*** Provided data ***

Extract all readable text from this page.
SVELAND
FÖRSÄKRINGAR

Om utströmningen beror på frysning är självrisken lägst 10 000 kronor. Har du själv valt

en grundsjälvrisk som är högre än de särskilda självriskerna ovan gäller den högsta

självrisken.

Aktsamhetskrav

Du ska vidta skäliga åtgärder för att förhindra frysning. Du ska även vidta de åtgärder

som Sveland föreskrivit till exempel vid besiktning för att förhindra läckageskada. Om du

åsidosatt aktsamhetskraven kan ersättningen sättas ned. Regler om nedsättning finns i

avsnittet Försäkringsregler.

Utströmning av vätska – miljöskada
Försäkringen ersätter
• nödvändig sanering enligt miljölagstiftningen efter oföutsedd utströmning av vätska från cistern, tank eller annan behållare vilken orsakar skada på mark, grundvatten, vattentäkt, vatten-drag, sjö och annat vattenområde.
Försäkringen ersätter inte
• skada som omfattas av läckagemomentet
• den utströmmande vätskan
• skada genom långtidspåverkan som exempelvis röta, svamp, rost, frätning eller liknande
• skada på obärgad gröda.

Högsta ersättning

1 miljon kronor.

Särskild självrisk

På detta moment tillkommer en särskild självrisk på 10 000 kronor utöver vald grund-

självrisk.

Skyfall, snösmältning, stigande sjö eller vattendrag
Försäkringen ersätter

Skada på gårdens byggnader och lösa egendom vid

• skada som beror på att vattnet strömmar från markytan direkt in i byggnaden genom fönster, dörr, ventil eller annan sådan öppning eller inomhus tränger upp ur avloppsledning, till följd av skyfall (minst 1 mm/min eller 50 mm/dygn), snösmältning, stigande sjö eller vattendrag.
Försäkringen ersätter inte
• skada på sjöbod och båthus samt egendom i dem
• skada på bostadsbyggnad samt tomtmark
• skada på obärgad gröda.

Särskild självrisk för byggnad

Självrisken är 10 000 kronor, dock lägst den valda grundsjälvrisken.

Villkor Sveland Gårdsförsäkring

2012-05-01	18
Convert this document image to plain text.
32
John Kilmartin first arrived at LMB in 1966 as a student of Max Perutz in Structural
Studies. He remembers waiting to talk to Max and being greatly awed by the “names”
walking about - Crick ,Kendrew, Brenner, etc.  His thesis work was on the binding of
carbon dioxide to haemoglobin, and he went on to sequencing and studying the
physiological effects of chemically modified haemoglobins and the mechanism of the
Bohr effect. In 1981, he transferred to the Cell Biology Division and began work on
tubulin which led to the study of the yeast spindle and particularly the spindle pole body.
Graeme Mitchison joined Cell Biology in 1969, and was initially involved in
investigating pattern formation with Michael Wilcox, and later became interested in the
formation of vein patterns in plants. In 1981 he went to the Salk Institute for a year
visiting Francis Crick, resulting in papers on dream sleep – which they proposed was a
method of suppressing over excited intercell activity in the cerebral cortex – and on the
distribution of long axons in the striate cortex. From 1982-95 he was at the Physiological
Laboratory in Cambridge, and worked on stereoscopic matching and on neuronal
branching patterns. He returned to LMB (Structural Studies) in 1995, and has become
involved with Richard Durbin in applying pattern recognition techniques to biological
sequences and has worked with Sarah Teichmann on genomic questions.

*** End of Provided data ***
*** Provided data ***

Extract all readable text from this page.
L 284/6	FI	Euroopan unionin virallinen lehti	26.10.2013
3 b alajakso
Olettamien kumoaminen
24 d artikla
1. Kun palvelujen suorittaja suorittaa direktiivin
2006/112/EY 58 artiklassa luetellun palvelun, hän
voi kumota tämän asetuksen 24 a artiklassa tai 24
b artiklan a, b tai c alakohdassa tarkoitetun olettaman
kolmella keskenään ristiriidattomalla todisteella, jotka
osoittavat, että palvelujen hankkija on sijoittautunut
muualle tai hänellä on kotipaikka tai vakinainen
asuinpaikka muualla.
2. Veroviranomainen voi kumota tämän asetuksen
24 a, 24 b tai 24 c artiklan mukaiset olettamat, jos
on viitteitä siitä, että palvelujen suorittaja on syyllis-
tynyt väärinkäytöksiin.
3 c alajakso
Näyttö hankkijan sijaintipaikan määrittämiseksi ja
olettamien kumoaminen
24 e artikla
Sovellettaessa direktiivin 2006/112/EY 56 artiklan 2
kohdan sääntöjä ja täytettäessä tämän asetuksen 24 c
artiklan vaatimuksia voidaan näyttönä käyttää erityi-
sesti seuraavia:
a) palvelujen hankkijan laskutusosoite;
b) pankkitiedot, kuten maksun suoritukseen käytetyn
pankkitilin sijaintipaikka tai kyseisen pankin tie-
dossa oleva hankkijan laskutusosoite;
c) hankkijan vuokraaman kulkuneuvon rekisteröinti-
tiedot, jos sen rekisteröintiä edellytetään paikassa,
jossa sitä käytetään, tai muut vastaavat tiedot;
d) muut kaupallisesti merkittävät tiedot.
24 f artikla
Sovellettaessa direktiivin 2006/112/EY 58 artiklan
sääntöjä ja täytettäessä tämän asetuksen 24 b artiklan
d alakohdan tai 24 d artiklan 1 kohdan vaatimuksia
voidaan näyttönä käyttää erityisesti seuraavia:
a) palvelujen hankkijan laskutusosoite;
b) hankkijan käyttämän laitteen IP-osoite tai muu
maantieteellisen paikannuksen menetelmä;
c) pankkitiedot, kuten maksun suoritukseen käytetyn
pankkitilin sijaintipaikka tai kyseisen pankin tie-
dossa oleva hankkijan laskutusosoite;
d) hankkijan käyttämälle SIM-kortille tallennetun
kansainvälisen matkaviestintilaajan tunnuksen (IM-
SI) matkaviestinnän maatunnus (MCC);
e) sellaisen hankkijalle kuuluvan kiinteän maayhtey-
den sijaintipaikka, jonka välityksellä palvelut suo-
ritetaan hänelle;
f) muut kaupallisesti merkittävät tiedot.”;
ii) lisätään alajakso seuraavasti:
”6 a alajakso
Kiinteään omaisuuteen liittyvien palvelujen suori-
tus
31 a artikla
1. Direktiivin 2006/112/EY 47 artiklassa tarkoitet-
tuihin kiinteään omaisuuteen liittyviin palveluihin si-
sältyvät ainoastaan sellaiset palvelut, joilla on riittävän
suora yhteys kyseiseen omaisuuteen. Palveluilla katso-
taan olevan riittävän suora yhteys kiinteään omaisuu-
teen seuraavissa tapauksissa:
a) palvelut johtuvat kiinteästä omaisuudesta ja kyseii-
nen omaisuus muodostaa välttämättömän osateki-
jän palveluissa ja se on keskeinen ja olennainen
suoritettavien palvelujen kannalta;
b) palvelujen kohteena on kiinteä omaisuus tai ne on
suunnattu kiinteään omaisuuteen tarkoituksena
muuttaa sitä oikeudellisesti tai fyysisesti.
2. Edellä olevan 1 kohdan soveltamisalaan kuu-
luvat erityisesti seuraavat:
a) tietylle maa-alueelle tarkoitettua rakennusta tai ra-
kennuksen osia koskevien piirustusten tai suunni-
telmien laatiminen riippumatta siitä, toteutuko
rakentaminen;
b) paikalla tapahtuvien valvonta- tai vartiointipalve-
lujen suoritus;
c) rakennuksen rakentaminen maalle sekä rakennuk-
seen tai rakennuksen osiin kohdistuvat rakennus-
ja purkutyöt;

*** End of Provided data ***

**What you should do:** If a line in the material above holds "olevan", copy it.

**Exercise answer:**
taan olevan riittävän suora yhteys kiinteään omaisuu-
2. Edellä olevan 1 kohdan soveltamisalaan kuu-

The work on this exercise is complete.